Work to be completed
Scan the entries below and extract each line with the word "title" in it.
>> BEGIN Dataset excerpts
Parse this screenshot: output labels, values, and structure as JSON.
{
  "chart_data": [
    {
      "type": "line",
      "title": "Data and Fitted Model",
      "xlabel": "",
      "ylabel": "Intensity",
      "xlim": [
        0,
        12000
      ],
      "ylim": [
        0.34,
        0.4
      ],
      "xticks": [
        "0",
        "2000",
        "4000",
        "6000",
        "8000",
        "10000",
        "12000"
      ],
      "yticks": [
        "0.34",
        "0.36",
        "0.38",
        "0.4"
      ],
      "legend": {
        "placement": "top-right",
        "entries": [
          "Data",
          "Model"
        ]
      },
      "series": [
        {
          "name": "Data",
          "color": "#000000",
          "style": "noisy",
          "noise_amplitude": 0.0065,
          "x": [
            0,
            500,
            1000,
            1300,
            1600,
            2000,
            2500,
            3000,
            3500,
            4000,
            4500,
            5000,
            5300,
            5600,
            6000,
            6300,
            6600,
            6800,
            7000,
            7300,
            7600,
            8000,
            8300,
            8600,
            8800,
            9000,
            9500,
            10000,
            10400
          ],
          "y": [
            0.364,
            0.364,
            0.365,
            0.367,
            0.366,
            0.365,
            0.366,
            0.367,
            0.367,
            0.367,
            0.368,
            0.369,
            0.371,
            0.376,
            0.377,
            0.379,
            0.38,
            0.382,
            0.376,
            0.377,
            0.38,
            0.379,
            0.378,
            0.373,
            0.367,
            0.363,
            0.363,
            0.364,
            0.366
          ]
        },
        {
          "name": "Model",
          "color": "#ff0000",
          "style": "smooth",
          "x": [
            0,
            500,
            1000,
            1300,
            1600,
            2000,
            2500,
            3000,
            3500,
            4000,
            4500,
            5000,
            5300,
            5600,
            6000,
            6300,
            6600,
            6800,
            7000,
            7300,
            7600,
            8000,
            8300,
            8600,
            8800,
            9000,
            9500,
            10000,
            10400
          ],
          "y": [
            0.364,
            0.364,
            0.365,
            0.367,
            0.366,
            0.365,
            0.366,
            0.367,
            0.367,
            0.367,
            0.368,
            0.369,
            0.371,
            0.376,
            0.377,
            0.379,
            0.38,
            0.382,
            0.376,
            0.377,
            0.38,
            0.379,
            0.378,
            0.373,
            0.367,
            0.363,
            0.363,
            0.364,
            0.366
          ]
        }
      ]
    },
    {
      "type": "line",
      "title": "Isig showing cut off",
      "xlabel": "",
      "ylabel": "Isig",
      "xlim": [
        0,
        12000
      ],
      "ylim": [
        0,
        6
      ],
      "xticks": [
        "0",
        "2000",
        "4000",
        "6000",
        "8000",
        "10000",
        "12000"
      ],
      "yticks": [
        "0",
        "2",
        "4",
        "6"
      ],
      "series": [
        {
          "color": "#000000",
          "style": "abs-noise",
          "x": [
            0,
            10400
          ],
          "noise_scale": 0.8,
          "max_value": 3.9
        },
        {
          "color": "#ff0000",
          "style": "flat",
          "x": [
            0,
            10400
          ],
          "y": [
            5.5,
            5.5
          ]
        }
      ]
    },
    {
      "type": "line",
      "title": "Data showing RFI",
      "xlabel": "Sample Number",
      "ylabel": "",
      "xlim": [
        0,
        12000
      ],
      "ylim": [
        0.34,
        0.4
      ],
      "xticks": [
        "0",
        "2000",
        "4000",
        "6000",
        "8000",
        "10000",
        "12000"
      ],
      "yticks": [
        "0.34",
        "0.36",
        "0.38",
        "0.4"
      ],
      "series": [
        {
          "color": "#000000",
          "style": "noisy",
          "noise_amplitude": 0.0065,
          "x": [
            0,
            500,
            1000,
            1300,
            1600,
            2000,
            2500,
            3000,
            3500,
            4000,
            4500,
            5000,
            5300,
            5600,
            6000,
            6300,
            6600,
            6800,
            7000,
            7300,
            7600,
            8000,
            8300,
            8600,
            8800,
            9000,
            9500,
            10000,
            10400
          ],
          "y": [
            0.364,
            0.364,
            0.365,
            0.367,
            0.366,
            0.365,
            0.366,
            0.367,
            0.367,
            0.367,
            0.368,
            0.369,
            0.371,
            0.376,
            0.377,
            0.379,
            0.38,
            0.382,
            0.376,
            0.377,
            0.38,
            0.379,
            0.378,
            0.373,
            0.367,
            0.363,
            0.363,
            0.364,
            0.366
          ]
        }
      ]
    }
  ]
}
>> END Dataset excerpts
Exercise answer
      "title": "Data and Fitted Model",
      "title": "Isig showing cut off",
      "title": "Data showing RFI",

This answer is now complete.